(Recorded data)
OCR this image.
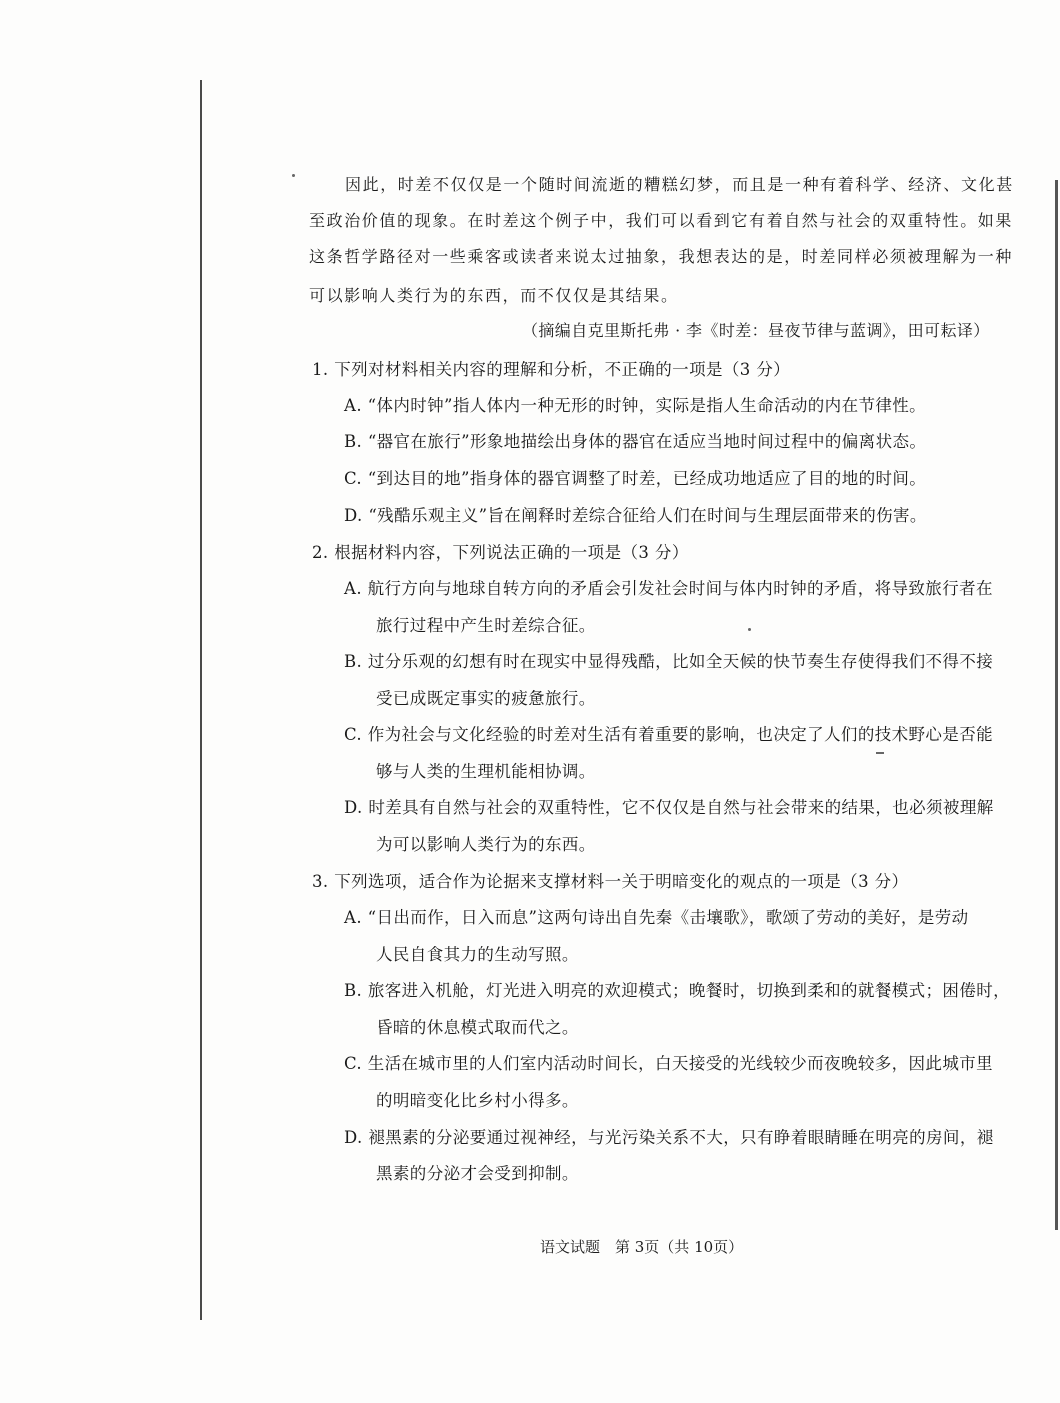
因此，时差不仅仅是一个随时间流逝的糟糕幻梦，而且是一种有着科学、经济、文化甚
至政治价值的现象。在时差这个例子中，我们可以看到它有着自然与社会的双重特性。如果
这条哲学路径对一些乘客或读者来说太过抽象，我想表达的是，时差同样必须被理解为一种
可以影响人类行为的东西，而不仅仅是其结果。
（摘编自克里斯托弗 · 李《时差：昼夜节律与蓝调》，田可耘译）
1. 下列对材料相关内容的理解和分析，不正确的一项是（3 分）
A. “体内时钟”指人体内一种无形的时钟，实际是指人生命活动的内在节律性。
B. “器官在旅行”形象地描绘出身体的器官在适应当地时间过程中的偏离状态。
C. “到达目的地”指身体的器官调整了时差，已经成功地适应了目的地的时间。
D. “残酷乐观主义”旨在阐释时差综合征给人们在时间与生理层面带来的伤害。
2. 根据材料内容，下列说法正确的一项是（3 分）
A. 航行方向与地球自转方向的矛盾会引发社会时间与体内时钟的矛盾，将导致旅行者在
旅行过程中产生时差综合征。
B. 过分乐观的幻想有时在现实中显得残酷，比如全天候的快节奏生存使得我们不得不接
受已成既定事实的疲惫旅行。
C. 作为社会与文化经验的时差对生活有着重要的影响，也决定了人们的技术野心是否能
够与人类的生理机能相协调。
D. 时差具有自然与社会的双重特性，它不仅仅是自然与社会带来的结果，也必须被理解
为可以影响人类行为的东西。
3. 下列选项，适合作为论据来支撑材料一关于明暗变化的观点的一项是（3 分）
A. “日出而作，日入而息”这两句诗出自先秦《击壤歌》，歌颂了劳动的美好，是劳动
人民自食其力的生动写照。
B. 旅客进入机舱，灯光进入明亮的欢迎模式；晚餐时，切换到柔和的就餐模式；困倦时，
昏暗的休息模式取而代之。
C. 生活在城市里的人们室内活动时间长，白天接受的光线较少而夜晚较多，因此城市里
的明暗变化比乡村小得多。
D. 褪黑素的分泌要通过视神经，与光污染关系不大，只有睁着眼睛睡在明亮的房间，褪
黑素的分泌才会受到抑制。
语文试题　第 3页（共 10页）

▶ **TASK DESCRIPTION**
All of the entries above should be copied exactly, except for the pictures.

▶ **THE SOLUTION**
OCR this image.
因此，时差不仅仅是一个随时间流逝的糟糕幻梦，而且是一种有着科学、经济、文化甚
至政治价值的现象。在时差这个例子中，我们可以看到它有着自然与社会的双重特性。如果
这条哲学路径对一些乘客或读者来说太过抽象，我想表达的是，时差同样必须被理解为一种
可以影响人类行为的东西，而不仅仅是其结果。
（摘编自克里斯托弗 · 李《时差：昼夜节律与蓝调》，田可耘译）
1. 下列对材料相关内容的理解和分析，不正确的一项是（3 分）
A. “体内时钟”指人体内一种无形的时钟，实际是指人生命活动的内在节律性。
B. “器官在旅行”形象地描绘出身体的器官在适应当地时间过程中的偏离状态。
C. “到达目的地”指身体的器官调整了时差，已经成功地适应了目的地的时间。
D. “残酷乐观主义”旨在阐释时差综合征给人们在时间与生理层面带来的伤害。
2. 根据材料内容，下列说法正确的一项是（3 分）
A. 航行方向与地球自转方向的矛盾会引发社会时间与体内时钟的矛盾，将导致旅行者在
旅行过程中产生时差综合征。
B. 过分乐观的幻想有时在现实中显得残酷，比如全天候的快节奏生存使得我们不得不接
受已成既定事实的疲惫旅行。
C. 作为社会与文化经验的时差对生活有着重要的影响，也决定了人们的技术野心是否能
够与人类的生理机能相协调。
D. 时差具有自然与社会的双重特性，它不仅仅是自然与社会带来的结果，也必须被理解
为可以影响人类行为的东西。
3. 下列选项，适合作为论据来支撑材料一关于明暗变化的观点的一项是（3 分）
A. “日出而作，日入而息”这两句诗出自先秦《击壤歌》，歌颂了劳动的美好，是劳动
人民自食其力的生动写照。
B. 旅客进入机舱，灯光进入明亮的欢迎模式；晚餐时，切换到柔和的就餐模式；困倦时，
昏暗的休息模式取而代之。
C. 生活在城市里的人们室内活动时间长，白天接受的光线较少而夜晚较多，因此城市里
的明暗变化比乡村小得多。
D. 褪黑素的分泌要通过视神经，与光污染关系不大，只有睁着眼睛睡在明亮的房间，褪
黑素的分泌才会受到抑制。
语文试题　第 3页（共 10页）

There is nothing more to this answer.